* _Brief_: Return the data exactly, with all pictures removed.

* _Dataset records_:
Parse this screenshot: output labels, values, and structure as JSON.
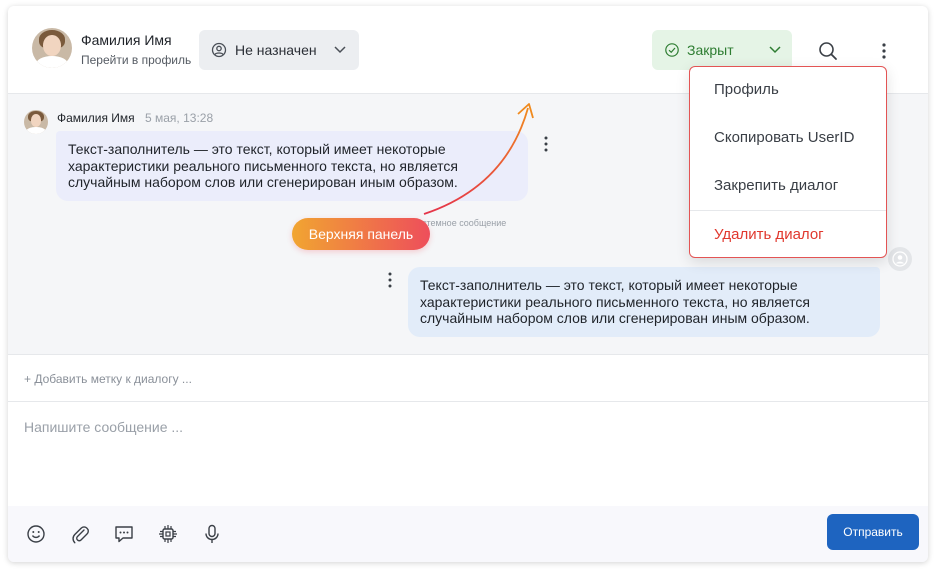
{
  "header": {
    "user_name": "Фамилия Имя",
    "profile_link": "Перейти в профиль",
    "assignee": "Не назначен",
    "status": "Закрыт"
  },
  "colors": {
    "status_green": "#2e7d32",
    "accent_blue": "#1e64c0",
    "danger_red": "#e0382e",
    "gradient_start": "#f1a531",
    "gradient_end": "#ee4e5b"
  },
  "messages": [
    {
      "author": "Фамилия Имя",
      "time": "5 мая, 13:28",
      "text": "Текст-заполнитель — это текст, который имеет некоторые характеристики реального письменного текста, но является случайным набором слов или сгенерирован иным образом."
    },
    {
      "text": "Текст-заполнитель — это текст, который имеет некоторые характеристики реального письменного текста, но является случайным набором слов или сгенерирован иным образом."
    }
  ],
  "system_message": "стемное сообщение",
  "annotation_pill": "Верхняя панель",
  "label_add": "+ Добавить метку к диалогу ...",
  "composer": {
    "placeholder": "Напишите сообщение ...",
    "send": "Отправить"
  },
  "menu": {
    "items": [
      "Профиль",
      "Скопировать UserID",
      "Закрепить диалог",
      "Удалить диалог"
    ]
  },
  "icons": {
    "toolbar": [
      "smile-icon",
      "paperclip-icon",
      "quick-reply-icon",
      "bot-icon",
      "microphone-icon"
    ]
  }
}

* _Task answer_:
Parse this screenshot: output labels, values, and structure as JSON.
{
  "header": {
    "user_name": "Фамилия Имя",
    "profile_link": "Перейти в профиль",
    "assignee": "Не назначен",
    "status": "Закрыт"
  },
  "colors": {
    "status_green": "#2e7d32",
    "accent_blue": "#1e64c0",
    "danger_red": "#e0382e",
    "gradient_start": "#f1a531",
    "gradient_end": "#ee4e5b"
  },
  "messages": [
    {
      "author": "Фамилия Имя",
      "time": "5 мая, 13:28",
      "text": "Текст-заполнитель — это текст, который имеет некоторые характеристики реального письменного текста, но является случайным набором слов или сгенерирован иным образом."
    },
    {
      "text": "Текст-заполнитель — это текст, который имеет некоторые характеристики реального письменного текста, но является случайным набором слов или сгенерирован иным образом."
    }
  ],
  "system_message": "стемное сообщение",
  "annotation_pill": "Верхняя панель",
  "label_add": "+ Добавить метку к диалогу ...",
  "composer": {
    "placeholder": "Напишите сообщение ...",
    "send": "Отправить"
  },
  "menu": {
    "items": [
      "Профиль",
      "Скопировать UserID",
      "Закрепить диалог",
      "Удалить диалог"
    ]
  },
  "icons": {
    "toolbar": [
      "smile-icon",
      "paperclip-icon",
      "quick-reply-icon",
      "bot-icon",
      "microphone-icon"
    ]
  }
}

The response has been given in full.